*EXERCISE*.
Select all lines in the records that include "bottom".

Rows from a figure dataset
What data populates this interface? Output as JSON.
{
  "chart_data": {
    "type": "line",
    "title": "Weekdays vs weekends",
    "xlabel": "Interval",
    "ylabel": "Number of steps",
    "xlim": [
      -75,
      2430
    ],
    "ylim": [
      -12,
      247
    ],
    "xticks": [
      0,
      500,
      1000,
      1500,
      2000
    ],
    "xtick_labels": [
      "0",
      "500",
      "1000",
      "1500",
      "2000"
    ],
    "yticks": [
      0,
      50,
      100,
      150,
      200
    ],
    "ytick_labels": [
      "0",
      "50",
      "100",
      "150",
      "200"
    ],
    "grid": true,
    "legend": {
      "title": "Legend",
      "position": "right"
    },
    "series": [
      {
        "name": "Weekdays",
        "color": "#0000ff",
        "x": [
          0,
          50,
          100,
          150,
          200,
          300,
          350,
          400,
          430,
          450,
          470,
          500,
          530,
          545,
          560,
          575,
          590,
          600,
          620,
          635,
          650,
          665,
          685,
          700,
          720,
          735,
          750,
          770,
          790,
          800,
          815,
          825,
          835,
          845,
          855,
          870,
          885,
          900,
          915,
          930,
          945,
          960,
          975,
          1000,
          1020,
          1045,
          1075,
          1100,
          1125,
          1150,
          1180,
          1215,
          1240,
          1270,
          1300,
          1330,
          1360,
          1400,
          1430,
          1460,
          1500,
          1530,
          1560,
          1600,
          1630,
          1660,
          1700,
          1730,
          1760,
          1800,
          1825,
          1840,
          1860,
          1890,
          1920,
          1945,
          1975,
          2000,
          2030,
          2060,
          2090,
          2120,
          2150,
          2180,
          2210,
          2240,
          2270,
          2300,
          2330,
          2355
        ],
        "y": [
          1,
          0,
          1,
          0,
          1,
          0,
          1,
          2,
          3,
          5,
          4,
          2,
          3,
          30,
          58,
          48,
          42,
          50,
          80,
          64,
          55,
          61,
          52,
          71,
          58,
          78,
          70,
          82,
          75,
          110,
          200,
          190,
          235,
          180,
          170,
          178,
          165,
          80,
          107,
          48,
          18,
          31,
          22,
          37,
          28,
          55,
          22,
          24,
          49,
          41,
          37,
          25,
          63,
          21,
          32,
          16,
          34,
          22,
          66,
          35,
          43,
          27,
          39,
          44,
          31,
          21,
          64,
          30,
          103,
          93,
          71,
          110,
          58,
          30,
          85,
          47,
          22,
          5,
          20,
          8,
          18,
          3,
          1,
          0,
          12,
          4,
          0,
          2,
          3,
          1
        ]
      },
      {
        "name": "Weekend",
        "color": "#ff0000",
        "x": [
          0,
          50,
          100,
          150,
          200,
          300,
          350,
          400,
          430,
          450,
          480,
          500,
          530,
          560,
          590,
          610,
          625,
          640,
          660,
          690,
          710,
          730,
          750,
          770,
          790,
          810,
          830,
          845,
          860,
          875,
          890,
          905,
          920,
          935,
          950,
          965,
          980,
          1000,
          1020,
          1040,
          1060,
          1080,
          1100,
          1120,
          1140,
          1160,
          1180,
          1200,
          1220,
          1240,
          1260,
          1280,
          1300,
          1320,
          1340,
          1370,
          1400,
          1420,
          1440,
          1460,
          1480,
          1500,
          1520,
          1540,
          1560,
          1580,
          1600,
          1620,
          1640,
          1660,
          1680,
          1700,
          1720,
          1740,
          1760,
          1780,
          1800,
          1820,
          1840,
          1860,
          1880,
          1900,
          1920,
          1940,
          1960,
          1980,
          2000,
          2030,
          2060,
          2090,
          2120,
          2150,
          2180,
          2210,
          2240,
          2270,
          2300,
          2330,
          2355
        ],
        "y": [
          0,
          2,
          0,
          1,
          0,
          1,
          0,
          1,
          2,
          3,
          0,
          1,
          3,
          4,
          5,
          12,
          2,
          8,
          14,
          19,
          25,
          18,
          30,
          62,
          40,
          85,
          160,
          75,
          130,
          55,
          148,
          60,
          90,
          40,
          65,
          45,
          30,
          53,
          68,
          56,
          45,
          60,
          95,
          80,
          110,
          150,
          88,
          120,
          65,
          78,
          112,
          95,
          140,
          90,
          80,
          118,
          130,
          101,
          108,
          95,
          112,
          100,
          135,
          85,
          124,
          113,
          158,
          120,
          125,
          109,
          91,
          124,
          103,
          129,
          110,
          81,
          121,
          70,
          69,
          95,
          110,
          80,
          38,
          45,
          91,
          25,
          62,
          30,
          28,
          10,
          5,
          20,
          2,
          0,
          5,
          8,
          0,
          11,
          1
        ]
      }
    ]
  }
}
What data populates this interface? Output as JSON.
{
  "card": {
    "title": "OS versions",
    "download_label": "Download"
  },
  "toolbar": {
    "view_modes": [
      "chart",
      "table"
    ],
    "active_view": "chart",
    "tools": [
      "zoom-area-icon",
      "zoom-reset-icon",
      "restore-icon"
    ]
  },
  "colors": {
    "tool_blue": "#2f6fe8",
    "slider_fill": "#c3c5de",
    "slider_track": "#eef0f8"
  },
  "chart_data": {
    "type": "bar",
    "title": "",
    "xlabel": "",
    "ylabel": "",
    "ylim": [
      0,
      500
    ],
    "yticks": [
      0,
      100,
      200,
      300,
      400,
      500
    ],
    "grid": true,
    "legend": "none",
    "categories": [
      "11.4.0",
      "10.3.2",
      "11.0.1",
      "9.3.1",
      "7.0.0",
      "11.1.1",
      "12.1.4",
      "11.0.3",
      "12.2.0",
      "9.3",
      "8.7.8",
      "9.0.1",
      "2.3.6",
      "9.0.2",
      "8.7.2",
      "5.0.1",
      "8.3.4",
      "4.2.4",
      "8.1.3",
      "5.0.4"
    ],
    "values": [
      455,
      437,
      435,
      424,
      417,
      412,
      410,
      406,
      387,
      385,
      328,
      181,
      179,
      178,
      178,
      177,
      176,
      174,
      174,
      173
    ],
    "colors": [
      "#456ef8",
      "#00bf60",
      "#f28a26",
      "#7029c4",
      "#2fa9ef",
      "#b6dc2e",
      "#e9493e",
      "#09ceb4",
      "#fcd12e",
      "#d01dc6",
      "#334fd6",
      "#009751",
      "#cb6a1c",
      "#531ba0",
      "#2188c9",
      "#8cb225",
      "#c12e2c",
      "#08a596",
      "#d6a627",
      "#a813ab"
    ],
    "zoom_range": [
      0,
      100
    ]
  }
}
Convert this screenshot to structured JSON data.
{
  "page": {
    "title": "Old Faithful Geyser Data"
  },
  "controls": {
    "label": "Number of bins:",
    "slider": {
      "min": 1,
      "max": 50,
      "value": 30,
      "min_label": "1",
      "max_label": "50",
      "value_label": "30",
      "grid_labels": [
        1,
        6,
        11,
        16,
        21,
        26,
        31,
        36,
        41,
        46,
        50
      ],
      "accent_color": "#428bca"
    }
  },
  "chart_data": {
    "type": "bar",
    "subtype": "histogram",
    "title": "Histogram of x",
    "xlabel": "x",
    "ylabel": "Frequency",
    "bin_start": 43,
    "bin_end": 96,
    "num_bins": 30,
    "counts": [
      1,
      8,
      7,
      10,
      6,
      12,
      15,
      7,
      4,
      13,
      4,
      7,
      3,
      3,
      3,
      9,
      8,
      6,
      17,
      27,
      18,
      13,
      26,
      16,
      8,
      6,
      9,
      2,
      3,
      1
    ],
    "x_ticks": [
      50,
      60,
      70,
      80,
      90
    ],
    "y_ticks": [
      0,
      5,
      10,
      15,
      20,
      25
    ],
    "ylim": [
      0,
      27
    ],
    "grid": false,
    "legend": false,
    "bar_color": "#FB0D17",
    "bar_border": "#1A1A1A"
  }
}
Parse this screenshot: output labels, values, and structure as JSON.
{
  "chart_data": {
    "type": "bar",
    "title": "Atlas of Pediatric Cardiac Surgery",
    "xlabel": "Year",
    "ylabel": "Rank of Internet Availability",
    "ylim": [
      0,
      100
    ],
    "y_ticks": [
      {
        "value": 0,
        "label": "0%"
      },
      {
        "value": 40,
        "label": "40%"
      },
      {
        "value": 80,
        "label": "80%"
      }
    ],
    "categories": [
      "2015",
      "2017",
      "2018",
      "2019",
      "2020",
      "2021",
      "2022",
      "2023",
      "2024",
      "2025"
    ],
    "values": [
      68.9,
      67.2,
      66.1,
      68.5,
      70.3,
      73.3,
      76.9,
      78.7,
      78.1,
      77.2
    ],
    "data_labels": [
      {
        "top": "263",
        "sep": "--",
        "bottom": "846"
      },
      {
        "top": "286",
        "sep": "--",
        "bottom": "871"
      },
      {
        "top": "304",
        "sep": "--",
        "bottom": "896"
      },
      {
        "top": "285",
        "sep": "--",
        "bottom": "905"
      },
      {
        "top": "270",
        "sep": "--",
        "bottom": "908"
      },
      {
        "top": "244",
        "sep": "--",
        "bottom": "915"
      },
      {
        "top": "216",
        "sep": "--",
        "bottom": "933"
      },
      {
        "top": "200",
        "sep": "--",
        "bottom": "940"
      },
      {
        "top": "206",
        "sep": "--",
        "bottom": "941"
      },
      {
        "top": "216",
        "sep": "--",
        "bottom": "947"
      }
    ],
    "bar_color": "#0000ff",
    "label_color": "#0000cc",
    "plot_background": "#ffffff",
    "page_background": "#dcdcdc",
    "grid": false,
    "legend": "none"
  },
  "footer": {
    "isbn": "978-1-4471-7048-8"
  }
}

*OUTPUT FOR THIS TASK*.
        "bottom": "846"
        "bottom": "871"
        "bottom": "896"
        "bottom": "905"
        "bottom": "908"
        "bottom": "915"
        "bottom": "933"
        "bottom": "940"
        "bottom": "941"
        "bottom": "947"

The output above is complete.